### Task brief
Transcribe the data that follows precisely, omitting nothing.

★ ★ ★ ★ ★ ★ ★

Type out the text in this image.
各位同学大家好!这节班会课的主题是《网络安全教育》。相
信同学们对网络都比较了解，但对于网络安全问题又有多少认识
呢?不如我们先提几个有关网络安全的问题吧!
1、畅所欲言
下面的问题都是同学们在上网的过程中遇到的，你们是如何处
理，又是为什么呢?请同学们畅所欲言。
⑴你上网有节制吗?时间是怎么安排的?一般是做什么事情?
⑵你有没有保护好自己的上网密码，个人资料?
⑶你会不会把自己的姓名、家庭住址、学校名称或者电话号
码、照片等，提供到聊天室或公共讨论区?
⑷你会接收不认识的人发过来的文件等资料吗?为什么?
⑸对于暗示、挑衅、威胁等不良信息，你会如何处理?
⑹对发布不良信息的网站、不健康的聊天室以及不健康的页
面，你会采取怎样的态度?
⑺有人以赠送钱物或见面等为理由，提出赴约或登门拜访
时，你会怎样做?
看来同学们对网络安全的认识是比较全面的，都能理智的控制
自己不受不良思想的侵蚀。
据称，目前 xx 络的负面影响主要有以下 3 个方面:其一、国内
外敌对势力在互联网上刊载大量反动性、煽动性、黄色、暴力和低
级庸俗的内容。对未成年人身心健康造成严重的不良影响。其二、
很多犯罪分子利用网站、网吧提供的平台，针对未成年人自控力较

★ ★ ★ ★ ★ ★ ★

### Completed exercise
Type out the text in this image.
各位同学大家好!这节班会课的主题是《网络安全教育》。相
信同学们对网络都比较了解，但对于网络安全问题又有多少认识
呢?不如我们先提几个有关网络安全的问题吧!
1、畅所欲言
下面的问题都是同学们在上网的过程中遇到的，你们是如何处
理，又是为什么呢?请同学们畅所欲言。
⑴你上网有节制吗?时间是怎么安排的?一般是做什么事情?
⑵你有没有保护好自己的上网密码，个人资料?
⑶你会不会把自己的姓名、家庭住址、学校名称或者电话号
码、照片等，提供到聊天室或公共讨论区?
⑷你会接收不认识的人发过来的文件等资料吗?为什么?
⑸对于暗示、挑衅、威胁等不良信息，你会如何处理?
⑹对发布不良信息的网站、不健康的聊天室以及不健康的页
面，你会采取怎样的态度?
⑺有人以赠送钱物或见面等为理由，提出赴约或登门拜访
时，你会怎样做?
看来同学们对网络安全的认识是比较全面的，都能理智的控制
自己不受不良思想的侵蚀。
据称，目前 xx 络的负面影响主要有以下 3 个方面:其一、国内
外敌对势力在互联网上刊载大量反动性、煽动性、黄色、暴力和低
级庸俗的内容。对未成年人身心健康造成严重的不良影响。其二、
很多犯罪分子利用网站、网吧提供的平台，针对未成年人自控力较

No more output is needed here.